Consignes:
1) Résumez l'extrait en deux phrases.
2) Dans l'extrait, par quoi le nom et le numéro de Dillon Brooks sont-ils remplacés sur la photo ?

Extrait fourni:
Le Oklahoma City Thunder a validé son billet pour les demi-finales de conférence en balayant les Phoenix Suns. Moins de 24 heures après ce sweep, Shai Gilgeous-Alexander a prolongé la séquence… sur les réseaux sociaux.
Dans un post Instagram, le MVP a glissé une photo retouchée en guise de tacle à Dillon Brooks, expliquant dans le message que c’est lui, le vrai « villain ». Sur la photo, le nom et le numéro de son adversaire deviennent "Cancun on 3"...
Shai is cold for this 😂🔥
He changed Dillon Brooks’ jersey to “Cancun on 3” 😭😭😭 pic.twitter.com/GtlAkDZuoX
— NBACentral (@TheDunkCentral) April 28, 2026
Ce visuel est aussi une réponse à son camarade de sélection. S’ils s’entendent bien, les deux joueurs se sont titillés tout au long de la série, notamment après le Game 2, lorsque Brooks avait évoqué le style de jeu du meneur du Thunder, le qualifiant notamment de joueur « fragile » dans ses propos. Tout en se plaignant de l’arbitrage et de l’évolution de la NBA où le résultat serait selon lui dicté par les lancers-francs.
Malgré ces petites tensions, les deux Canadiens s'apprécient particulièrement et se sont salués après la fin de la série. Shai Gilgeous-Alexander a même tenu à rappeler publiquement le respect qu’il a pour Brooks.
« C’est quelqu’un de bien, peu importe ce que les gens disent. Quand on apprend à le connaître, c’est un très bon gars. Toute cette image de “vilain”, ça ne m’atteint pas. Je sais qui est Dillon. Il a fait une super série. Il continue de progresser, je suis fier de lui », a-t-il déclaré.
Sur le parquet, le leader du Oklahoma City Thunder a largement pris le dessus. Shai Gilgeous-Alexander a tourné à plus de 33 points et 8 passes de moyenne sur la série, portant son équipe sans trembler.
De son côté, Dillon Brooks a également répondu présent offensivement, mais sans pouvoir empêcher l’élimination rapide des Suns.
Avec cette publication, Shai Gilgeous-Alexander conclut une série marquée par les échanges verbaux. Une manière de répondre, à distance, tout en gardant un ton plus subtil que frontal.

Données fournies:
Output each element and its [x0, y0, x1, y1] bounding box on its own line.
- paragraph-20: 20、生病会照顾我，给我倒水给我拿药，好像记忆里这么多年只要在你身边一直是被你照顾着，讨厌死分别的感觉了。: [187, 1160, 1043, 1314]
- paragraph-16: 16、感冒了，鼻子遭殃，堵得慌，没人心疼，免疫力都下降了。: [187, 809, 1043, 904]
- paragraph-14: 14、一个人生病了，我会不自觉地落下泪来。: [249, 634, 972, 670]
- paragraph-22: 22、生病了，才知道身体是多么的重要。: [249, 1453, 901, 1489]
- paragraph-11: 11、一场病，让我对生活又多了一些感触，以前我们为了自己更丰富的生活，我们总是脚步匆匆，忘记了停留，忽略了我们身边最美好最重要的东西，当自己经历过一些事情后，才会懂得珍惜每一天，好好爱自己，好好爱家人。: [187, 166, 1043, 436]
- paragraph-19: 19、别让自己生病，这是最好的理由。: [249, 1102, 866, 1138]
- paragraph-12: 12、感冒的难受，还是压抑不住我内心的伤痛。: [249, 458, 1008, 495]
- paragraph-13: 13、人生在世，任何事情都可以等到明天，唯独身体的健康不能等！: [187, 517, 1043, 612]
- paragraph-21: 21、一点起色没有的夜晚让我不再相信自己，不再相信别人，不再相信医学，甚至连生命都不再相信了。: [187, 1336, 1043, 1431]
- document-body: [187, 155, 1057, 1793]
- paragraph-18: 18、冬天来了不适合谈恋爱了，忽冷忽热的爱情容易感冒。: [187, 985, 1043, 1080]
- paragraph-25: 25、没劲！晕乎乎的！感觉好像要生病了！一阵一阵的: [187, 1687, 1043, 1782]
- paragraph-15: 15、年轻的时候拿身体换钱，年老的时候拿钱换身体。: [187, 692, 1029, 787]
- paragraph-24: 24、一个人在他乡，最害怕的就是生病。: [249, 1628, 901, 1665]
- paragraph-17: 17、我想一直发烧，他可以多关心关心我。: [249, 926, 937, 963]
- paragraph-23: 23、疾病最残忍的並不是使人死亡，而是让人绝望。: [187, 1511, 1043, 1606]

Corrigé:
1) Après le balayage des Phoenix Suns par le Oklahoma City Thunder, Shai Gilgeous-Alexander a publié sur Instagram une photo retouchée visant Dillon Brooks, qui l'avait qualifié de joueur « fragile » pendant la série. Malgré ces échanges, les deux Canadiens s'apprécient et Gilgeous-Alexander, qui a tourné à plus de 33 points et 8 passes de moyenne sur la série, a rappelé publiquement son respect pour Brooks.

2) Par « Cancun on 3 ».